[Items from a figure collection]
----
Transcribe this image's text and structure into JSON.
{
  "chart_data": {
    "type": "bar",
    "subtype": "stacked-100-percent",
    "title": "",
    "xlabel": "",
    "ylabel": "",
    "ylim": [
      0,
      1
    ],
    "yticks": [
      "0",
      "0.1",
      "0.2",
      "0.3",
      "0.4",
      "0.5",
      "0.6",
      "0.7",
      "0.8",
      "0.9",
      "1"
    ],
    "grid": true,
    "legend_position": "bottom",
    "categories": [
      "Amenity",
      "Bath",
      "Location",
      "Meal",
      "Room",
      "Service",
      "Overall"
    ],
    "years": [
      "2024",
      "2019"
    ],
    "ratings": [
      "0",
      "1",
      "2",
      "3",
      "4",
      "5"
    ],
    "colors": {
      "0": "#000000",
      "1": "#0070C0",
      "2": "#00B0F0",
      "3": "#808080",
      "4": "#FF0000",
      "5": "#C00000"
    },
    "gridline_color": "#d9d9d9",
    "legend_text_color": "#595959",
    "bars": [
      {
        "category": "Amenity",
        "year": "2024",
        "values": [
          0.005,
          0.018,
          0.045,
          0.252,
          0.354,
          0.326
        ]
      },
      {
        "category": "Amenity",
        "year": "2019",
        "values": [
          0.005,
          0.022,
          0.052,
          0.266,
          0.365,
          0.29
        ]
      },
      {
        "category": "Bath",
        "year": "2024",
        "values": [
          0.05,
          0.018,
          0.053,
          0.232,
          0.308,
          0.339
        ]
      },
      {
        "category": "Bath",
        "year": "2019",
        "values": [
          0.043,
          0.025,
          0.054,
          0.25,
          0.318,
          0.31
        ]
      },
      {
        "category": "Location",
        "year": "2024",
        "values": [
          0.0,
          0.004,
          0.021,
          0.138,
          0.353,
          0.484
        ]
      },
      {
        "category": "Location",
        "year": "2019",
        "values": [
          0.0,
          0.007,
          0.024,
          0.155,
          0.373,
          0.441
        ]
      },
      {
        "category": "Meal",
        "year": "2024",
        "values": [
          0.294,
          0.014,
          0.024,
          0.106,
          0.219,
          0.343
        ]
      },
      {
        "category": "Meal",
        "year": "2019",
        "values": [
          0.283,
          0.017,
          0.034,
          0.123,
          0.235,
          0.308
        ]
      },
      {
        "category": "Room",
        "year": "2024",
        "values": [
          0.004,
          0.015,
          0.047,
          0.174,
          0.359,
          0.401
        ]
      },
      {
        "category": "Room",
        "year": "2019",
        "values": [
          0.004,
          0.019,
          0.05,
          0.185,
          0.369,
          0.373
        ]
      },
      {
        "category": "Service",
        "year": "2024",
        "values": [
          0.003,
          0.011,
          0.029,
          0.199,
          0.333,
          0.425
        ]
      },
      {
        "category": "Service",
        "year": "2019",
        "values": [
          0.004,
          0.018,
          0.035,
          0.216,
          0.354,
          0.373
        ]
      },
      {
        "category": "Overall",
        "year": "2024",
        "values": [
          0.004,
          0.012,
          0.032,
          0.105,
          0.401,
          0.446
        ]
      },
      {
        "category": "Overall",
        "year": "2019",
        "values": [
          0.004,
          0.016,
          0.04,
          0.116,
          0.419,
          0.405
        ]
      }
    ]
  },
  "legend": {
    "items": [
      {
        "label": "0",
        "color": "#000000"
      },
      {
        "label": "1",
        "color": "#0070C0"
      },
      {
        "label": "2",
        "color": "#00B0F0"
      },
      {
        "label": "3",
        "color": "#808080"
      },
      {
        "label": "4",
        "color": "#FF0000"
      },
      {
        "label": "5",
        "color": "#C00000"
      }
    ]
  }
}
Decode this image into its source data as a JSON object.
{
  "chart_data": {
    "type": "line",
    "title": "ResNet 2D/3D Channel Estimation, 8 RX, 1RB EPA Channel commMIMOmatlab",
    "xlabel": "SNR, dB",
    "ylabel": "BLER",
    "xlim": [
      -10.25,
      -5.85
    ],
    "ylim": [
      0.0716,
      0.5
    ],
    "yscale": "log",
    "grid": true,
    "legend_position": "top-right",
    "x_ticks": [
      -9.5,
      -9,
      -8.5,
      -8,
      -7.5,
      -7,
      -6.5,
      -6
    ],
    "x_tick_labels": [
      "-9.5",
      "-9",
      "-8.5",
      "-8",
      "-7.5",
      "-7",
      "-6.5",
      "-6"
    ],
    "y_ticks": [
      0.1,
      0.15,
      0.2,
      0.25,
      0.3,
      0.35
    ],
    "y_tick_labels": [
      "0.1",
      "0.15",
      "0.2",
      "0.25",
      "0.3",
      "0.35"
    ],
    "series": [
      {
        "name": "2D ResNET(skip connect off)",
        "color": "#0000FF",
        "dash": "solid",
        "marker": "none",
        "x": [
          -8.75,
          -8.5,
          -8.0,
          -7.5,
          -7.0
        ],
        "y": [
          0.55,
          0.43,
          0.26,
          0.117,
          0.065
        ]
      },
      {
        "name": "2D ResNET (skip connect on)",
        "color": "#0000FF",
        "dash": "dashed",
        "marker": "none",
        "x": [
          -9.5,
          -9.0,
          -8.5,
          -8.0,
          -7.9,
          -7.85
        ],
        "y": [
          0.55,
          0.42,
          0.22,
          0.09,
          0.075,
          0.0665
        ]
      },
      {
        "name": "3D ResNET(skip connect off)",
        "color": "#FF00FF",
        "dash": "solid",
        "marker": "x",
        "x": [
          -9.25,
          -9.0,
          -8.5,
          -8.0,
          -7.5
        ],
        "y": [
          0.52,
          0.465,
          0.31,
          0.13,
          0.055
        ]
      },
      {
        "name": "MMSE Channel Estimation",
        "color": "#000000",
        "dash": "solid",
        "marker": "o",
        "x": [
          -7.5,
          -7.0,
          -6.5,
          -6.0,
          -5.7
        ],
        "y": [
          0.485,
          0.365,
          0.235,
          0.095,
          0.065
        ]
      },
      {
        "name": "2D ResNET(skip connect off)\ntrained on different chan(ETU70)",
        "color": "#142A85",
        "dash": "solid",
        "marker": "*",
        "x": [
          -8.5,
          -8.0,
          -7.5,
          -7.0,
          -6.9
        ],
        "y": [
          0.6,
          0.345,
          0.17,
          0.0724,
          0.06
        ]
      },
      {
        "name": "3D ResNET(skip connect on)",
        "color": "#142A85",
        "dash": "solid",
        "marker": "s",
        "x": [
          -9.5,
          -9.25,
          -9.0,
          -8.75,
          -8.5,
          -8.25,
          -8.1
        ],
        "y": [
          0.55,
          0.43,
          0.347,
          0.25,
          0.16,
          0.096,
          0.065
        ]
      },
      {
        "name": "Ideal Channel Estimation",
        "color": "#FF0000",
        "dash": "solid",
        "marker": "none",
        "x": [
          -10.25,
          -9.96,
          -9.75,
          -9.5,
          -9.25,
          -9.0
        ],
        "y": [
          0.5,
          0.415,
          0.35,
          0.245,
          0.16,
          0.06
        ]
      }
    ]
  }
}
----
Problem statement >> Output the entries verbatim.

Response >>
Transcribe this image's text and structure into JSON.
{
  "chart_data": {
    "type": "bar",
    "subtype": "stacked-100-percent",
    "title": "",
    "xlabel": "",
    "ylabel": "",
    "ylim": [
      0,
      1
    ],
    "yticks": [
      "0",
      "0.1",
      "0.2",
      "0.3",
      "0.4",
      "0.5",
      "0.6",
      "0.7",
      "0.8",
      "0.9",
      "1"
    ],
    "grid": true,
    "legend_position": "bottom",
    "categories": [
      "Amenity",
      "Bath",
      "Location",
      "Meal",
      "Room",
      "Service",
      "Overall"
    ],
    "years": [
      "2024",
      "2019"
    ],
    "ratings": [
      "0",
      "1",
      "2",
      "3",
      "4",
      "5"
    ],
    "colors": {
      "0": "#000000",
      "1": "#0070C0",
      "2": "#00B0F0",
      "3": "#808080",
      "4": "#FF0000",
      "5": "#C00000"
    },
    "gridline_color": "#d9d9d9",
    "legend_text_color": "#595959",
    "bars": [
      {
        "category": "Amenity",
        "year": "2024",
        "values": [
          0.005,
          0.018,
          0.045,
          0.252,
          0.354,
          0.326
        ]
      },
      {
        "category": "Amenity",
        "year": "2019",
        "values": [
          0.005,
          0.022,
          0.052,
          0.266,
          0.365,
          0.29
        ]
      },
      {
        "category": "Bath",
        "year": "2024",
        "values": [
          0.05,
          0.018,
          0.053,
          0.232,
          0.308,
          0.339
        ]
      },
      {
        "category": "Bath",
        "year": "2019",
        "values": [
          0.043,
          0.025,
          0.054,
          0.25,
          0.318,
          0.31
        ]
      },
      {
        "category": "Location",
        "year": "2024",
        "values": [
          0.0,
          0.004,
          0.021,
          0.138,
          0.353,
          0.484
        ]
      },
      {
        "category": "Location",
        "year": "2019",
        "values": [
          0.0,
          0.007,
          0.024,
          0.155,
          0.373,
          0.441
        ]
      },
      {
        "category": "Meal",
        "year": "2024",
        "values": [
          0.294,
          0.014,
          0.024,
          0.106,
          0.219,
          0.343
        ]
      },
      {
        "category": "Meal",
        "year": "2019",
        "values": [
          0.283,
          0.017,
          0.034,
          0.123,
          0.235,
          0.308
        ]
      },
      {
        "category": "Room",
        "year": "2024",
        "values": [
          0.004,
          0.015,
          0.047,
          0.174,
          0.359,
          0.401
        ]
      },
      {
        "category": "Room",
        "year": "2019",
        "values": [
          0.004,
          0.019,
          0.05,
          0.185,
          0.369,
          0.373
        ]
      },
      {
        "category": "Service",
        "year": "2024",
        "values": [
          0.003,
          0.011,
          0.029,
          0.199,
          0.333,
          0.425
        ]
      },
      {
        "category": "Service",
        "year": "2019",
        "values": [
          0.004,
          0.018,
          0.035,
          0.216,
          0.354,
          0.373
        ]
      },
      {
        "category": "Overall",
        "year": "2024",
        "values": [
          0.004,
          0.012,
          0.032,
          0.105,
          0.401,
          0.446
        ]
      },
      {
        "category": "Overall",
        "year": "2019",
        "values": [
          0.004,
          0.016,
          0.04,
          0.116,
          0.419,
          0.405
        ]
      }
    ]
  },
  "legend": {
    "items": [
      {
        "label": "0",
        "color": "#000000"
      },
      {
        "label": "1",
        "color": "#0070C0"
      },
      {
        "label": "2",
        "color": "#00B0F0"
      },
      {
        "label": "3",
        "color": "#808080"
      },
      {
        "label": "4",
        "color": "#FF0000"
      },
      {
        "label": "5",
        "color": "#C00000"
      }
    ]
  }
}
Decode this image into its source data as a JSON object.
{
  "chart_data": {
    "type": "line",
    "title": "ResNet 2D/3D Channel Estimation, 8 RX, 1RB EPA Channel commMIMOmatlab",
    "xlabel": "SNR, dB",
    "ylabel": "BLER",
    "xlim": [
      -10.25,
      -5.85
    ],
    "ylim": [
      0.0716,
      0.5
    ],
    "yscale": "log",
    "grid": true,
    "legend_position": "top-right",
    "x_ticks": [
      -9.5,
      -9,
      -8.5,
      -8,
      -7.5,
      -7,
      -6.5,
      -6
    ],
    "x_tick_labels": [
      "-9.5",
      "-9",
      "-8.5",
      "-8",
      "-7.5",
      "-7",
      "-6.5",
      "-6"
    ],
    "y_ticks": [
      0.1,
      0.15,
      0.2,
      0.25,
      0.3,
      0.35
    ],
    "y_tick_labels": [
      "0.1",
      "0.15",
      "0.2",
      "0.25",
      "0.3",
      "0.35"
    ],
    "series": [
      {
        "name": "2D ResNET(skip connect off)",
        "color": "#0000FF",
        "dash": "solid",
        "marker": "none",
        "x": [
          -8.75,
          -8.5,
          -8.0,
          -7.5,
          -7.0
        ],
        "y": [
          0.55,
          0.43,
          0.26,
          0.117,
          0.065
        ]
      },
      {
        "name": "2D ResNET (skip connect on)",
        "color": "#0000FF",
        "dash": "dashed",
        "marker": "none",
        "x": [
          -9.5,
          -9.0,
          -8.5,
          -8.0,
          -7.9,
          -7.85
        ],
        "y": [
          0.55,
          0.42,
          0.22,
          0.09,
          0.075,
          0.0665
        ]
      },
      {
        "name": "3D ResNET(skip connect off)",
        "color": "#FF00FF",
        "dash": "solid",
        "marker": "x",
        "x": [
          -9.25,
          -9.0,
          -8.5,
          -8.0,
          -7.5
        ],
        "y": [
          0.52,
          0.465,
          0.31,
          0.13,
          0.055
        ]
      },
      {
        "name": "MMSE Channel Estimation",
        "color": "#000000",
        "dash": "solid",
        "marker": "o",
        "x": [
          -7.5,
          -7.0,
          -6.5,
          -6.0,
          -5.7
        ],
        "y": [
          0.485,
          0.365,
          0.235,
          0.095,
          0.065
        ]
      },
      {
        "name": "2D ResNET(skip connect off)\ntrained on different chan(ETU70)",
        "color": "#142A85",
        "dash": "solid",
        "marker": "*",
        "x": [
          -8.5,
          -8.0,
          -7.5,
          -7.0,
          -6.9
        ],
        "y": [
          0.6,
          0.345,
          0.17,
          0.0724,
          0.06
        ]
      },
      {
        "name": "3D ResNET(skip connect on)",
        "color": "#142A85",
        "dash": "solid",
        "marker": "s",
        "x": [
          -9.5,
          -9.25,
          -9.0,
          -8.75,
          -8.5,
          -8.25,
          -8.1
        ],
        "y": [
          0.55,
          0.43,
          0.347,
          0.25,
          0.16,
          0.096,
          0.065
        ]
      },
      {
        "name": "Ideal Channel Estimation",
        "color": "#FF0000",
        "dash": "solid",
        "marker": "none",
        "x": [
          -10.25,
          -9.96,
          -9.75,
          -9.5,
          -9.25,
          -9.0
        ],
        "y": [
          0.5,
          0.415,
          0.35,
          0.245,
          0.16,
          0.06
        ]
      }
    ]
  }
}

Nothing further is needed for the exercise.